Figure record extracts:
┄┄┄┄┄┄┄┄┄┄
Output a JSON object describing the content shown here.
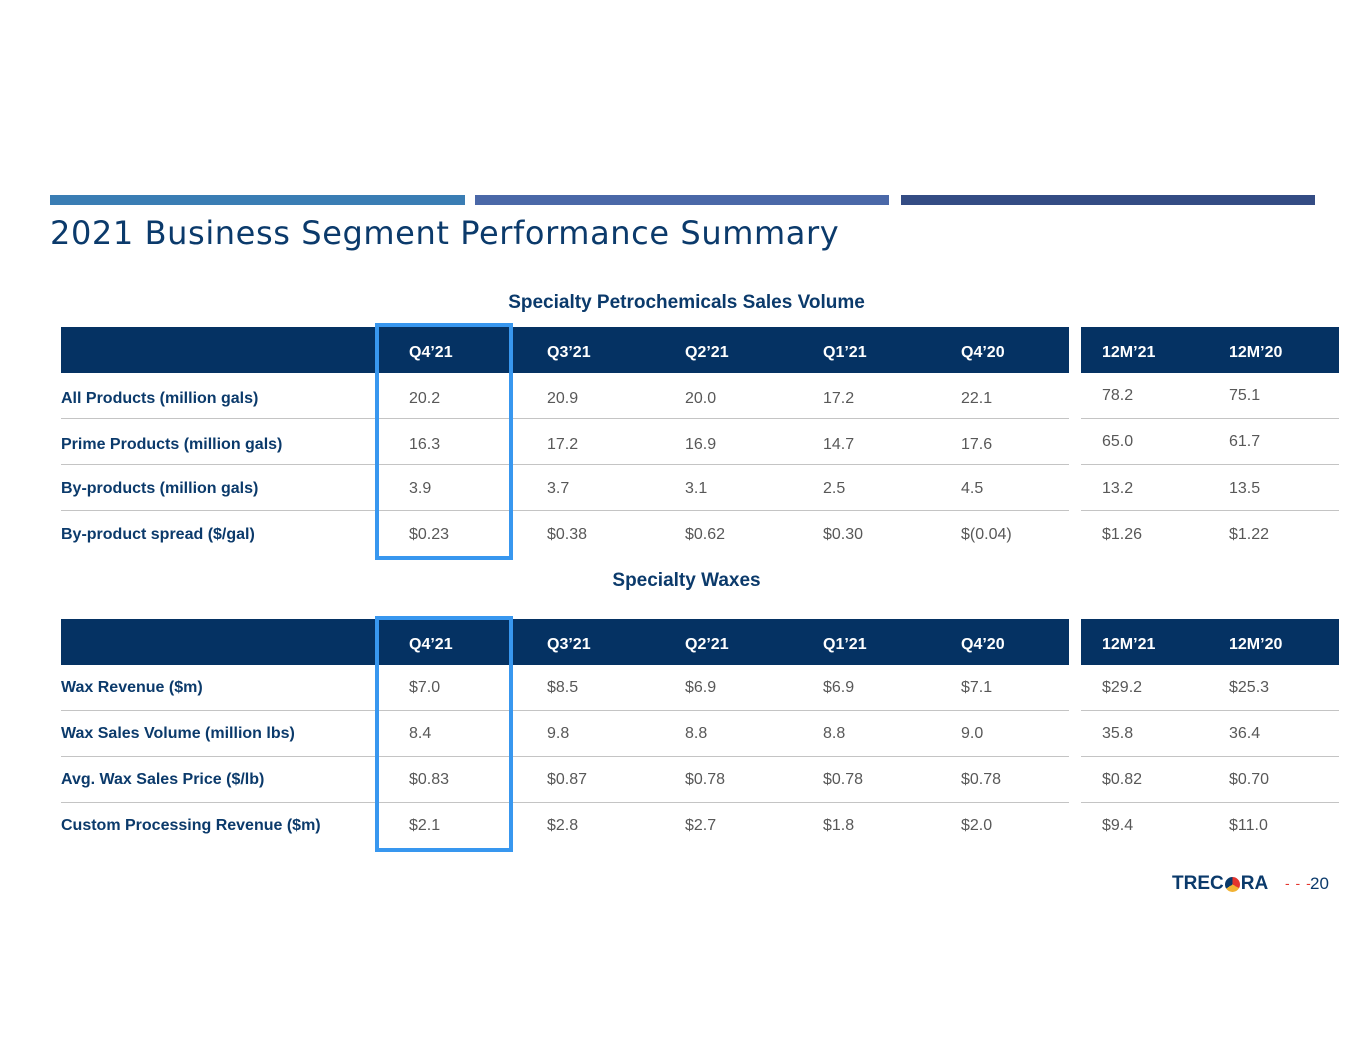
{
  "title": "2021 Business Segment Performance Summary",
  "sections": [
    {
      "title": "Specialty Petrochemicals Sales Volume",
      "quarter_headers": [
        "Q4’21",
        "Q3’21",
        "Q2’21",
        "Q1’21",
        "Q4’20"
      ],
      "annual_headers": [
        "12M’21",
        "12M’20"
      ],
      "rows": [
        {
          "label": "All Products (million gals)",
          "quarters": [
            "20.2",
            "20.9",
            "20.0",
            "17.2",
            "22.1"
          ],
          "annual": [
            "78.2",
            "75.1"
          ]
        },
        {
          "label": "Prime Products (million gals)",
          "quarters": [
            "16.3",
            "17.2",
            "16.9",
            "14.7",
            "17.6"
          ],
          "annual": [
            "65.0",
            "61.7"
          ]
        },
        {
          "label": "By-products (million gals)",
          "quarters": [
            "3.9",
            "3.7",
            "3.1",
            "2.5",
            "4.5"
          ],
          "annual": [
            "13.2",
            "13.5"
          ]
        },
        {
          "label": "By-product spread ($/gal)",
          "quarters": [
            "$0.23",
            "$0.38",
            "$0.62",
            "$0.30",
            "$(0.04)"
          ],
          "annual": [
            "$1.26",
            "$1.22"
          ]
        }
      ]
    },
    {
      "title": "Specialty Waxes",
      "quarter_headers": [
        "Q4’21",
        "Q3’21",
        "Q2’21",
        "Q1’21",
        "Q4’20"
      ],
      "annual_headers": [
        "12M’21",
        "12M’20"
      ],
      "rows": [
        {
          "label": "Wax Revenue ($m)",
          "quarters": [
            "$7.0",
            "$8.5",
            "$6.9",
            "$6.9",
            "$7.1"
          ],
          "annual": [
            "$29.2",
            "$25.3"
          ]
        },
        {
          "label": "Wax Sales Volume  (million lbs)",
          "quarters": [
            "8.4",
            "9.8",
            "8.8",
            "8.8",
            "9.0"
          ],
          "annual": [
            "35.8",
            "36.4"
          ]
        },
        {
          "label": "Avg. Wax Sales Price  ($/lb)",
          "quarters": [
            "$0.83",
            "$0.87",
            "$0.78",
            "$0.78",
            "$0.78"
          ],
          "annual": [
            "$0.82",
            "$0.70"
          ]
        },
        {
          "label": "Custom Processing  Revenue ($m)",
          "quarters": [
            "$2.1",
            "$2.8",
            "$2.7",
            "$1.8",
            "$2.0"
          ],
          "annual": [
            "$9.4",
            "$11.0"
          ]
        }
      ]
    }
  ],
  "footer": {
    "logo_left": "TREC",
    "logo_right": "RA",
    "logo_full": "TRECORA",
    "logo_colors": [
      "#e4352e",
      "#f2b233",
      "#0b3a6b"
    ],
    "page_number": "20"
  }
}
┄┄┄┄┄┄┄┄┄┄
Skip the pictures, then retype every line above exactly.

> [Response for this exercise]
Output a JSON object describing the content shown here.
{
  "title": "2021 Business Segment Performance Summary",
  "sections": [
    {
      "title": "Specialty Petrochemicals Sales Volume",
      "quarter_headers": [
        "Q4’21",
        "Q3’21",
        "Q2’21",
        "Q1’21",
        "Q4’20"
      ],
      "annual_headers": [
        "12M’21",
        "12M’20"
      ],
      "rows": [
        {
          "label": "All Products (million gals)",
          "quarters": [
            "20.2",
            "20.9",
            "20.0",
            "17.2",
            "22.1"
          ],
          "annual": [
            "78.2",
            "75.1"
          ]
        },
        {
          "label": "Prime Products (million gals)",
          "quarters": [
            "16.3",
            "17.2",
            "16.9",
            "14.7",
            "17.6"
          ],
          "annual": [
            "65.0",
            "61.7"
          ]
        },
        {
          "label": "By-products (million gals)",
          "quarters": [
            "3.9",
            "3.7",
            "3.1",
            "2.5",
            "4.5"
          ],
          "annual": [
            "13.2",
            "13.5"
          ]
        },
        {
          "label": "By-product spread ($/gal)",
          "quarters": [
            "$0.23",
            "$0.38",
            "$0.62",
            "$0.30",
            "$(0.04)"
          ],
          "annual": [
            "$1.26",
            "$1.22"
          ]
        }
      ]
    },
    {
      "title": "Specialty Waxes",
      "quarter_headers": [
        "Q4’21",
        "Q3’21",
        "Q2’21",
        "Q1’21",
        "Q4’20"
      ],
      "annual_headers": [
        "12M’21",
        "12M’20"
      ],
      "rows": [
        {
          "label": "Wax Revenue ($m)",
          "quarters": [
            "$7.0",
            "$8.5",
            "$6.9",
            "$6.9",
            "$7.1"
          ],
          "annual": [
            "$29.2",
            "$25.3"
          ]
        },
        {
          "label": "Wax Sales Volume  (million lbs)",
          "quarters": [
            "8.4",
            "9.8",
            "8.8",
            "8.8",
            "9.0"
          ],
          "annual": [
            "35.8",
            "36.4"
          ]
        },
        {
          "label": "Avg. Wax Sales Price  ($/lb)",
          "quarters": [
            "$0.83",
            "$0.87",
            "$0.78",
            "$0.78",
            "$0.78"
          ],
          "annual": [
            "$0.82",
            "$0.70"
          ]
        },
        {
          "label": "Custom Processing  Revenue ($m)",
          "quarters": [
            "$2.1",
            "$2.8",
            "$2.7",
            "$1.8",
            "$2.0"
          ],
          "annual": [
            "$9.4",
            "$11.0"
          ]
        }
      ]
    }
  ],
  "footer": {
    "logo_left": "TREC",
    "logo_right": "RA",
    "logo_full": "TRECORA",
    "logo_colors": [
      "#e4352e",
      "#f2b233",
      "#0b3a6b"
    ],
    "page_number": "20"
  }
}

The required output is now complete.